>> START RECORDS TO USE

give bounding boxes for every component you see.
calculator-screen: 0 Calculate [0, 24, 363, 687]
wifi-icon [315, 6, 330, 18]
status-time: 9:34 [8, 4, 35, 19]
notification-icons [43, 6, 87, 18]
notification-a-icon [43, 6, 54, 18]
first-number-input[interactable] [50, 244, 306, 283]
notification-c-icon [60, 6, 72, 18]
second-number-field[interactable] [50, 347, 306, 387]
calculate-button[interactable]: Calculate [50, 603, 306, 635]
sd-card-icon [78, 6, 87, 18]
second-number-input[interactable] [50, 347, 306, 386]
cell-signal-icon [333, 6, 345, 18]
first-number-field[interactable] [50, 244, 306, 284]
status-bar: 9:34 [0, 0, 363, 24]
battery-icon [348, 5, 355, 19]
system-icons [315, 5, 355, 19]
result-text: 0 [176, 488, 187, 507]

>> END RECORDS TO USE
>> START RECORDS TO USE

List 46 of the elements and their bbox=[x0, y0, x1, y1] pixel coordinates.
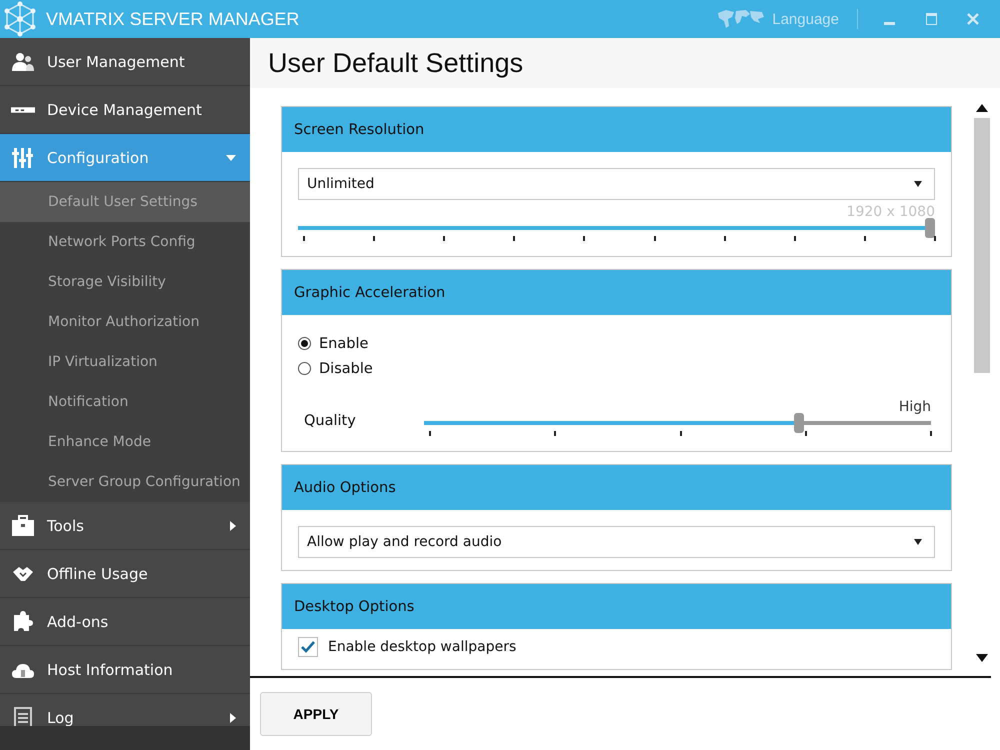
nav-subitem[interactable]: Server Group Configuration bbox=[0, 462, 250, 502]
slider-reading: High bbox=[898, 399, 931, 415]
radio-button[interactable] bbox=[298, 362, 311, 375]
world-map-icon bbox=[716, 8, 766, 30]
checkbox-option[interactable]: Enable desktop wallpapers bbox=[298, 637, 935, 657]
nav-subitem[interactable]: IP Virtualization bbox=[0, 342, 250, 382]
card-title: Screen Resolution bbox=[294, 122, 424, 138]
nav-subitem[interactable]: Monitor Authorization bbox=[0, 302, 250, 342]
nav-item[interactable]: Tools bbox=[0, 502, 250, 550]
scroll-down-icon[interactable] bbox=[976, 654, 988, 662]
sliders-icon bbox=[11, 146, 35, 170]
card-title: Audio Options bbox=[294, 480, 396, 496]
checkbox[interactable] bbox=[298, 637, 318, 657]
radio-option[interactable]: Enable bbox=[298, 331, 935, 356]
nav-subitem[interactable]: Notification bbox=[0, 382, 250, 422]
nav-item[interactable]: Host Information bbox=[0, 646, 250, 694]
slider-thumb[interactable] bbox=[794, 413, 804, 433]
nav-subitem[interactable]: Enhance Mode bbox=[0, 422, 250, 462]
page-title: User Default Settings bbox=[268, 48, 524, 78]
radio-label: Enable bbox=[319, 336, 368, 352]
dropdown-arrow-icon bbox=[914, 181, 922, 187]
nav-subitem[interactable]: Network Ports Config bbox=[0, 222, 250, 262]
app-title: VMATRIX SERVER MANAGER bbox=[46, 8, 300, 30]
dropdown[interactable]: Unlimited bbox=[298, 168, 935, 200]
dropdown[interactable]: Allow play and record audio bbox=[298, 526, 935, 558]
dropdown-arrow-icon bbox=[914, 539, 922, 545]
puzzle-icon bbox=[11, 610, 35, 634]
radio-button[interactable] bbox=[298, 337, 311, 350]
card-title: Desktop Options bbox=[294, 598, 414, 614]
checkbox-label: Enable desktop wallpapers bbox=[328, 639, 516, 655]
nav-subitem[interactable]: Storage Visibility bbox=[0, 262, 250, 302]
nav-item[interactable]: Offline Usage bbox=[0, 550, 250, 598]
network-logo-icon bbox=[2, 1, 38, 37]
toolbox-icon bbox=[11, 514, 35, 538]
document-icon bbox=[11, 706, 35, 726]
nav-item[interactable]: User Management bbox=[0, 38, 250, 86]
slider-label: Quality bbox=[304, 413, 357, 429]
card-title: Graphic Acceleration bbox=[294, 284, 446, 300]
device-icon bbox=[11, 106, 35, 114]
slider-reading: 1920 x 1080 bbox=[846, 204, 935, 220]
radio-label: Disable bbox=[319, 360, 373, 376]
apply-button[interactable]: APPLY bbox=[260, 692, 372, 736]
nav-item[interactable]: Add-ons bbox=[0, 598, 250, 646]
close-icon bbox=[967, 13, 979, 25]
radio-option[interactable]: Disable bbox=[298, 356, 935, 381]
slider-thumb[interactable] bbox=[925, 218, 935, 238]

>> END RECORDS TO USE

- SHORT EXERCISE -
Copy out the stretch of lines from the one containing "nav-subitem[interactable]: Server Group" through the one containing "nav-subitem[interactable]: IP Virtualization", reproducing each without any change.

- RESULT FOR THIS TASK -
nav-subitem[interactable]: Server Group Configuration bbox=[0, 462, 250, 502]
slider-reading: High bbox=[898, 399, 931, 415]
radio-button[interactable] bbox=[298, 362, 311, 375]
world-map-icon bbox=[716, 8, 766, 30]
checkbox-option[interactable]: Enable desktop wallpapers bbox=[298, 637, 935, 657]
nav-subitem[interactable]: IP Virtualization bbox=[0, 342, 250, 382]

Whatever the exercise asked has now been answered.